EXERCISE GOAL -> Copy the listing below verbatim, beginning at the line that contains "x-tick-label: 1000 [238, 434, 269, 448]" and stopping after the line that contains "Output each element".

Element box annotations ->
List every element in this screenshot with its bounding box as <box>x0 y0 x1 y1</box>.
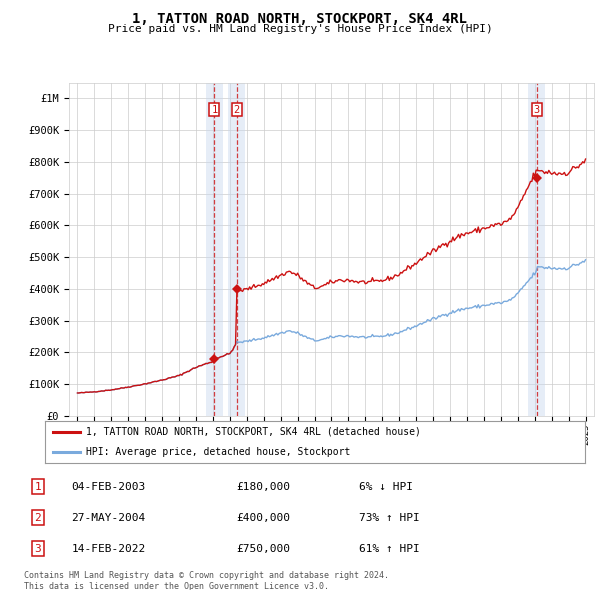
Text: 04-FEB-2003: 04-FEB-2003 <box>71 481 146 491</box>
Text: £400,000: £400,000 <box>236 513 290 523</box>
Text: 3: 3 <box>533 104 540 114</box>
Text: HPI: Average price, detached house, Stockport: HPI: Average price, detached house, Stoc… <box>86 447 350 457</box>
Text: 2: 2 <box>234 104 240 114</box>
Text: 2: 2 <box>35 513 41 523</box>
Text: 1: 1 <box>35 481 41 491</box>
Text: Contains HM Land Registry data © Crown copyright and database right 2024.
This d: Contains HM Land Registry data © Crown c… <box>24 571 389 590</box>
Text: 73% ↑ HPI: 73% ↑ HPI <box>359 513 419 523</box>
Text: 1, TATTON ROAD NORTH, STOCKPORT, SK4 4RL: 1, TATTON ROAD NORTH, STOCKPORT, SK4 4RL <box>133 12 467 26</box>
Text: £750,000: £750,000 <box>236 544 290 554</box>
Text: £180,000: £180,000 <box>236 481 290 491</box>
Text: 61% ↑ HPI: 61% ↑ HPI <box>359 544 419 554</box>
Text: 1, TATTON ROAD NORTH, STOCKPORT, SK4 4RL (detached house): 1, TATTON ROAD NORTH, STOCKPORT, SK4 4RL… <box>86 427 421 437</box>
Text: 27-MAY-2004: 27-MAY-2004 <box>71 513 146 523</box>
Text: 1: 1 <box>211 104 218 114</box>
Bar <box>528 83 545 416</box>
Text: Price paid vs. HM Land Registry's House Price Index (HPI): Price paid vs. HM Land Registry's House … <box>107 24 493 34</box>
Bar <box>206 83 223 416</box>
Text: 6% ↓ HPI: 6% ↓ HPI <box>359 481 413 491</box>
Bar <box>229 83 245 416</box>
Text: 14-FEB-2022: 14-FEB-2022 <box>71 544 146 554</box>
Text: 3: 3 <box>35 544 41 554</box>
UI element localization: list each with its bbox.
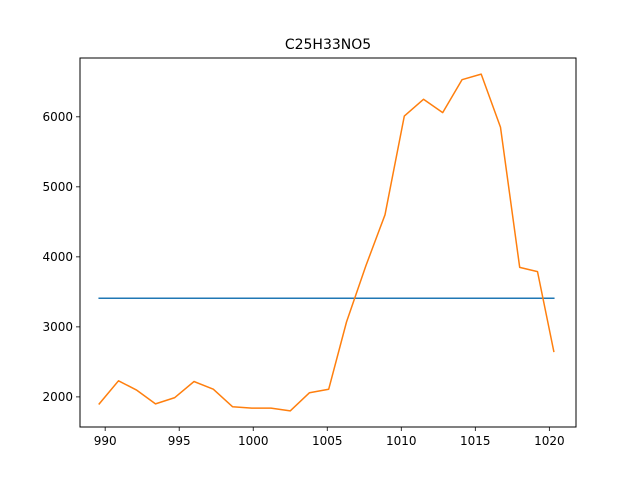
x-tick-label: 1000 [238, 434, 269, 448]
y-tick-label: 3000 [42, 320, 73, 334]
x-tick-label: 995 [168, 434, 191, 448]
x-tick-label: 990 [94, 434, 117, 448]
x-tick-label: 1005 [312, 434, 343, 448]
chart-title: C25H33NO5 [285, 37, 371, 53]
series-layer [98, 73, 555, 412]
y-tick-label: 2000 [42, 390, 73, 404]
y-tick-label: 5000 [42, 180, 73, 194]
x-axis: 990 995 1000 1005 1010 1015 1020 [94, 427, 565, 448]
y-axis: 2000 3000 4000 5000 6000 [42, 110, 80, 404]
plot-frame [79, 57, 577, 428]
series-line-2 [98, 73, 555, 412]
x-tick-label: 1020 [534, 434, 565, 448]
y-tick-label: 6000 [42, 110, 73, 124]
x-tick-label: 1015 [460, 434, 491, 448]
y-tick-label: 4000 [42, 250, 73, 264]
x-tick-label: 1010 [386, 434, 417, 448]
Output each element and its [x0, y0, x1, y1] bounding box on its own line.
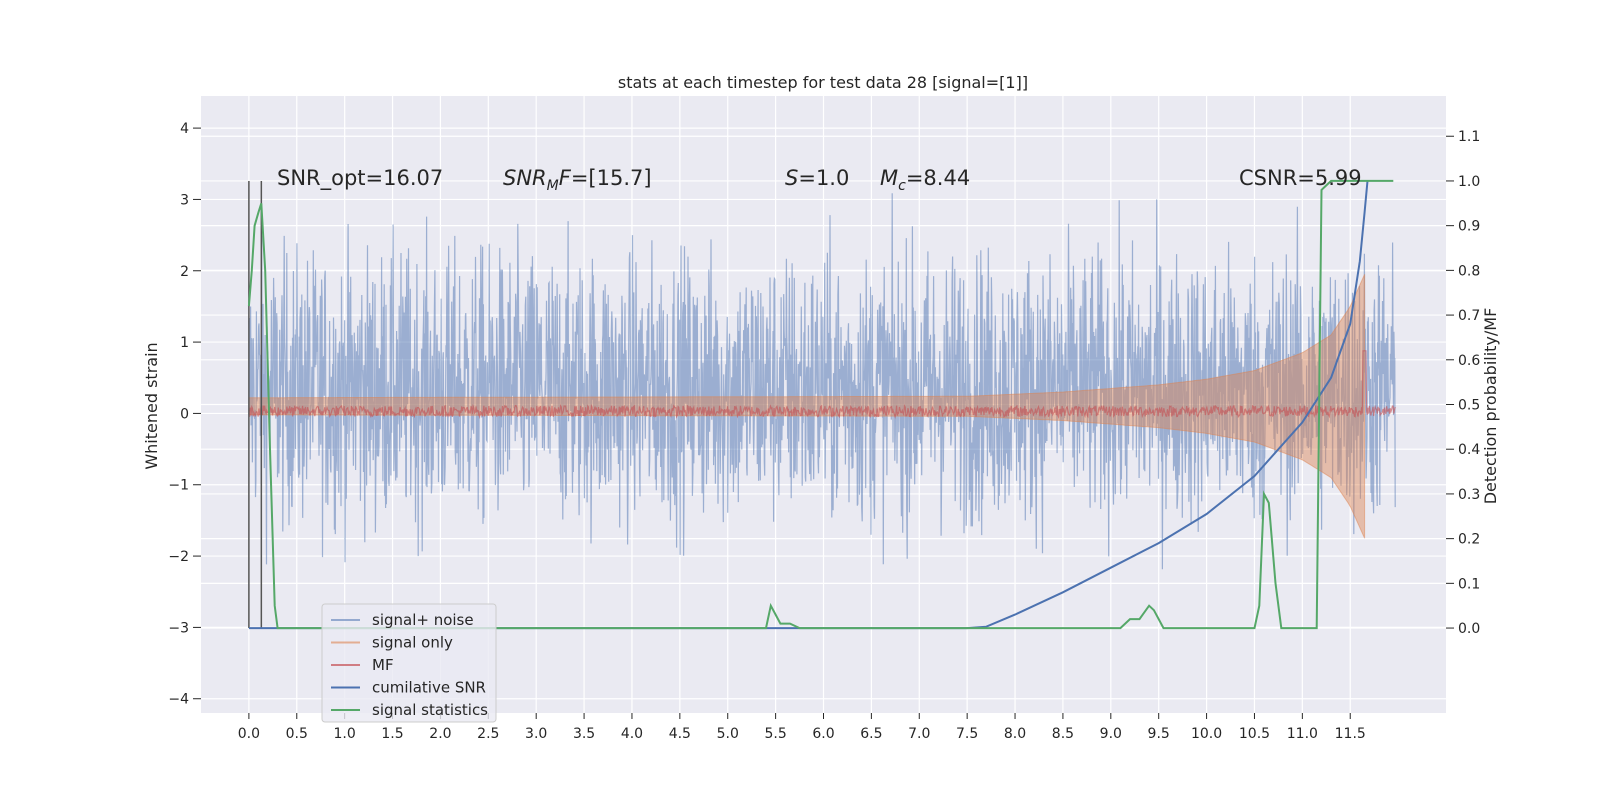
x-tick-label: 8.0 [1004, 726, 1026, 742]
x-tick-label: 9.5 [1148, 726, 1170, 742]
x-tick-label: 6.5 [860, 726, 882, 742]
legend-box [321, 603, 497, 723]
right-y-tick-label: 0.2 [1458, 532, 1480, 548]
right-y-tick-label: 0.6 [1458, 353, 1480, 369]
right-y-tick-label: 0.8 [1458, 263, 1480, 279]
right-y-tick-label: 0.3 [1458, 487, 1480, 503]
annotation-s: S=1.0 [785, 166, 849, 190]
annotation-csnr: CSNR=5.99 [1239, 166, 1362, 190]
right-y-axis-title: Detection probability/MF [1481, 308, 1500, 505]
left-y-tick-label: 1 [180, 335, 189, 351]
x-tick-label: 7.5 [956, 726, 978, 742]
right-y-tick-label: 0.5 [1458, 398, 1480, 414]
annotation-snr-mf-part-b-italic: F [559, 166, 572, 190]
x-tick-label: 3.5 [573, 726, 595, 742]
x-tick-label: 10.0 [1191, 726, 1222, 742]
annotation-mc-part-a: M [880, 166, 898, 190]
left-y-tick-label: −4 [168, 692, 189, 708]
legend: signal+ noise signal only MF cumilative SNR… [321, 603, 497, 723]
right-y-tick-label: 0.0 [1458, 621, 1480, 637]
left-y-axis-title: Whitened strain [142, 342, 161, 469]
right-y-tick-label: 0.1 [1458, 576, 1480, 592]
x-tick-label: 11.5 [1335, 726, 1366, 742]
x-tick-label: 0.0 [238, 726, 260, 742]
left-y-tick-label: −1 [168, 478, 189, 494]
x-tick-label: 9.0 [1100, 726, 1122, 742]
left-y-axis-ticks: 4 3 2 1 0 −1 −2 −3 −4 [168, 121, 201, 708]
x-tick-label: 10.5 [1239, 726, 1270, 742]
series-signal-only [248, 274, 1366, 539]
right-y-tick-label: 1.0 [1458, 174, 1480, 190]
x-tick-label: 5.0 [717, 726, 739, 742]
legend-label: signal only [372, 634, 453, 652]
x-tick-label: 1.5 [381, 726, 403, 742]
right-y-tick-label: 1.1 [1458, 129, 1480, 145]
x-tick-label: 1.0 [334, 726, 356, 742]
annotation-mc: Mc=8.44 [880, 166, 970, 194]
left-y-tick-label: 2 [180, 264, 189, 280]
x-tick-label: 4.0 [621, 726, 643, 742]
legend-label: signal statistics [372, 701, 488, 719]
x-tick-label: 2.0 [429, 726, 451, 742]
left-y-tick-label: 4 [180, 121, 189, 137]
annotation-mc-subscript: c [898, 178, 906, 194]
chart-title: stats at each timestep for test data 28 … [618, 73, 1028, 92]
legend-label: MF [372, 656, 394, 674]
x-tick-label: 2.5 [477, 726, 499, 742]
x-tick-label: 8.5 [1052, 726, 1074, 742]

FINISHED EXERCISE ->
x-tick-label: 1000 [238, 434, 269, 448]
y-tick-label: 3000 [42, 320, 73, 334]
x-tick-label: 995 [168, 434, 191, 448]
x-tick-label: 990 [94, 434, 117, 448]
x-tick-label: 1005 [312, 434, 343, 448]
chart-title: C25H33NO5 [285, 37, 371, 53]
series-layer [98, 73, 555, 412]
y-tick-label: 2000 [42, 390, 73, 404]
y-tick-label: 5000 [42, 180, 73, 194]
x-axis: 990 995 1000 1005 1010 1015 1020 [94, 427, 565, 448]
y-axis: 2000 3000 4000 5000 6000 [42, 110, 80, 404]
plot-frame [79, 57, 577, 428]
series-line-2 [98, 73, 555, 412]
x-tick-label: 1020 [534, 434, 565, 448]
y-tick-label: 6000 [42, 110, 73, 124]
x-tick-label: 1015 [460, 434, 491, 448]
y-tick-label: 4000 [42, 250, 73, 264]
x-tick-label: 1010 [386, 434, 417, 448]
Output each element and its [x0, y0, x1, y1] bounding box on its own line.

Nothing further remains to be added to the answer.